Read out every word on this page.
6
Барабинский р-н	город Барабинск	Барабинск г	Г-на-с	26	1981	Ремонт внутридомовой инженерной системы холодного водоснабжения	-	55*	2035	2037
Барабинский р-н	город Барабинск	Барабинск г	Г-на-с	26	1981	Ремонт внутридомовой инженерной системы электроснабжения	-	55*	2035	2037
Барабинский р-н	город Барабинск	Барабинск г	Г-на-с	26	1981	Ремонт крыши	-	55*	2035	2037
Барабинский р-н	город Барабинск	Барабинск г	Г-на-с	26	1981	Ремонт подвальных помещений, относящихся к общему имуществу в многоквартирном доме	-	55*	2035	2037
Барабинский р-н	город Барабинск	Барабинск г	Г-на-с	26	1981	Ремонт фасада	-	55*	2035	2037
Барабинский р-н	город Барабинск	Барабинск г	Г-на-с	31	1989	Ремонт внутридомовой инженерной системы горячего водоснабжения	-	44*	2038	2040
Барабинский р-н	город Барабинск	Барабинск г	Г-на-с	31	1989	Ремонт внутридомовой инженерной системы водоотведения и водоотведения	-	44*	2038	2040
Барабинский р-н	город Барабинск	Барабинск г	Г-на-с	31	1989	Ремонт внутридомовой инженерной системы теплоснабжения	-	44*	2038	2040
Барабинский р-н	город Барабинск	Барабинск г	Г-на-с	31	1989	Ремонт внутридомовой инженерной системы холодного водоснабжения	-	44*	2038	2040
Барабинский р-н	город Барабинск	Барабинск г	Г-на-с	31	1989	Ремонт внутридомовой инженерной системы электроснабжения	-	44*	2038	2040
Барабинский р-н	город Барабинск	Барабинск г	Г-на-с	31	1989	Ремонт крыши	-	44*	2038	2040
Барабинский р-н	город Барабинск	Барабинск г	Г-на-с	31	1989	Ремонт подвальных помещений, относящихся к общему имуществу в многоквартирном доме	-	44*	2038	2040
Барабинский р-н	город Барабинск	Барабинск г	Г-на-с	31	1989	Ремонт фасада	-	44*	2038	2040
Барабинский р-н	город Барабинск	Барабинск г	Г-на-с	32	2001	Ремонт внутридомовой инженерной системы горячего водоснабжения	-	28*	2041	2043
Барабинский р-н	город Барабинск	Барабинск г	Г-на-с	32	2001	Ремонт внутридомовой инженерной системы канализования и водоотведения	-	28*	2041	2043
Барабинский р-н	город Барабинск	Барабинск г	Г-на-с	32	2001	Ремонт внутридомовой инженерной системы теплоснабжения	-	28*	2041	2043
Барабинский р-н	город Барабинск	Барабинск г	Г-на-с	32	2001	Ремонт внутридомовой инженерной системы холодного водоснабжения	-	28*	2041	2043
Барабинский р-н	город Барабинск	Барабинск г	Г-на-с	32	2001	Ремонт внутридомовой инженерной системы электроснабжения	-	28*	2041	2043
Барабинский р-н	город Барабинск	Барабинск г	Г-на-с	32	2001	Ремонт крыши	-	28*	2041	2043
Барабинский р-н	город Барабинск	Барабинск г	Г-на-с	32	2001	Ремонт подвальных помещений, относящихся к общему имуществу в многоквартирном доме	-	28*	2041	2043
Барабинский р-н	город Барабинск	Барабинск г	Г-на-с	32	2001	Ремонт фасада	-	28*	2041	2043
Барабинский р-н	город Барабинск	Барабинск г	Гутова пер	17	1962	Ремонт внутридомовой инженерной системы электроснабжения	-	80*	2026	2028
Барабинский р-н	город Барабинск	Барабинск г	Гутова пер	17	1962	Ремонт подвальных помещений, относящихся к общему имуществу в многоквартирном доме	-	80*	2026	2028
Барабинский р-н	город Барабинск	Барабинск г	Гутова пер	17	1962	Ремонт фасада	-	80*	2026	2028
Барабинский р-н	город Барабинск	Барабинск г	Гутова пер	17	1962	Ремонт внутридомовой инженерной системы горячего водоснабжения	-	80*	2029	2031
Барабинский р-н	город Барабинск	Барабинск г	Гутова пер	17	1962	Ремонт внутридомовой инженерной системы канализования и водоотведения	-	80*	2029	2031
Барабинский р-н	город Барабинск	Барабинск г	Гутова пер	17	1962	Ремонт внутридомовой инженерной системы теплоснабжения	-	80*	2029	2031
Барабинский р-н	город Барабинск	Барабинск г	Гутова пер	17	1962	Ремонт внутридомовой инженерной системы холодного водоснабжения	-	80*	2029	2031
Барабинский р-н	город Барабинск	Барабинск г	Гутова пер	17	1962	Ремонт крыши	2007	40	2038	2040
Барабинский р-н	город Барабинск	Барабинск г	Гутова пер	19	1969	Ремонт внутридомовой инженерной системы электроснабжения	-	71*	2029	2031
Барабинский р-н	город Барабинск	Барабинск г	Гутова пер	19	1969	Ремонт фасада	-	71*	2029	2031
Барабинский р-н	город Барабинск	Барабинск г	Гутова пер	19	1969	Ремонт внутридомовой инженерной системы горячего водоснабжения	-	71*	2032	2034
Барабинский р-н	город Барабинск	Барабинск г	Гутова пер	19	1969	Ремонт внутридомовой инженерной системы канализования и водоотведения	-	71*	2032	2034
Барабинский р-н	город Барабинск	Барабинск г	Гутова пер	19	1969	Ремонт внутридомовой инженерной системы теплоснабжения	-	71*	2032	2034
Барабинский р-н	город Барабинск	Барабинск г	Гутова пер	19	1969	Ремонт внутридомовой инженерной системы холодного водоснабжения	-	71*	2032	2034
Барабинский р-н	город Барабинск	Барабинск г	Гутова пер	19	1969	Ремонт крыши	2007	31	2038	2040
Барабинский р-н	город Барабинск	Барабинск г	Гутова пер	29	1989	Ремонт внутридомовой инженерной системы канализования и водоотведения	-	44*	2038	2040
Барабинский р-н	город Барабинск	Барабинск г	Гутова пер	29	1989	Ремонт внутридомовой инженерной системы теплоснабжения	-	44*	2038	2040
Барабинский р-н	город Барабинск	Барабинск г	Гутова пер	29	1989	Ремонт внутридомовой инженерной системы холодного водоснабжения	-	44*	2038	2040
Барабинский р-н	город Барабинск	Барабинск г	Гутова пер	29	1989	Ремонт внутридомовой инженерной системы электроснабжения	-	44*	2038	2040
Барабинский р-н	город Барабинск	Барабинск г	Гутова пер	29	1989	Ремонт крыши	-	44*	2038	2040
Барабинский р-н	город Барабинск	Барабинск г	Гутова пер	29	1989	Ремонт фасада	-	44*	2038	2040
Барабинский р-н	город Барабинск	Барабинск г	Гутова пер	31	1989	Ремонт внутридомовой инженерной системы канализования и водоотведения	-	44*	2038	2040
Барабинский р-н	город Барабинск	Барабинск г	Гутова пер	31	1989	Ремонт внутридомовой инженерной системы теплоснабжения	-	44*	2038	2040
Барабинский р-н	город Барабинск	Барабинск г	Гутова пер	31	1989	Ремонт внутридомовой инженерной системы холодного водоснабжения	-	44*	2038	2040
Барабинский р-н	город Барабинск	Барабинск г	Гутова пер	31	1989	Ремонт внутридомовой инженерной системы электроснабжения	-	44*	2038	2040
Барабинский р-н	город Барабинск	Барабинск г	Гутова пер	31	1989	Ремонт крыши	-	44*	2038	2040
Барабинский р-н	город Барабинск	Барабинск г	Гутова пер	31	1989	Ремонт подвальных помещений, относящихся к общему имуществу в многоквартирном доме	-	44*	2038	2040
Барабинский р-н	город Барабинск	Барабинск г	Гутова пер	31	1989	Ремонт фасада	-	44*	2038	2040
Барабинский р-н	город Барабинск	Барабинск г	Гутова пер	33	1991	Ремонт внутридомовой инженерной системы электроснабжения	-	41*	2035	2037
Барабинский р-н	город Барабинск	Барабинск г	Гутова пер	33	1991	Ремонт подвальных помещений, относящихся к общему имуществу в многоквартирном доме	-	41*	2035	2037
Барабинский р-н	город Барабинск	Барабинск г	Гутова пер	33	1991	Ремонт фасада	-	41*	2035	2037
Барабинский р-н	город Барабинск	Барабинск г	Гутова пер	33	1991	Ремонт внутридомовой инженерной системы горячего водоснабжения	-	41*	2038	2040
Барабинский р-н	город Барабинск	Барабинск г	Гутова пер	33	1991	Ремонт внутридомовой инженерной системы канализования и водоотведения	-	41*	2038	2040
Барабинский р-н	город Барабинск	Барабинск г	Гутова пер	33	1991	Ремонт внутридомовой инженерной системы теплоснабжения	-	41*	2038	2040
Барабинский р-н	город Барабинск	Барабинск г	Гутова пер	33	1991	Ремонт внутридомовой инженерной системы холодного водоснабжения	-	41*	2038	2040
=====
_Your objective_
Pick out every line above that contains the word "горячего" and copy it.

_Full answer_
Барабинский р-н	город Барабинск	Барабинск г	Г-на-с	31	1989	Ремонт внутридомовой инженерной системы горячего водоснабжения	-	44*	2038	2040
Барабинский р-н	город Барабинск	Барабинск г	Г-на-с	32	2001	Ремонт внутридомовой инженерной системы горячего водоснабжения	-	28*	2041	2043
Барабинский р-н	город Барабинск	Барабинск г	Гутова пер	17	1962	Ремонт внутридомовой инженерной системы горячего водоснабжения	-	80*	2029	2031
Барабинский р-н	город Барабинск	Барабинск г	Гутова пер	19	1969	Ремонт внутридомовой инженерной системы горячего водоснабжения	-	71*	2032	2034
Барабинский р-н	город Барабинск	Барабинск г	Гутова пер	33	1991	Ремонт внутридомовой инженерной системы горячего водоснабжения	-	41*	2038	2040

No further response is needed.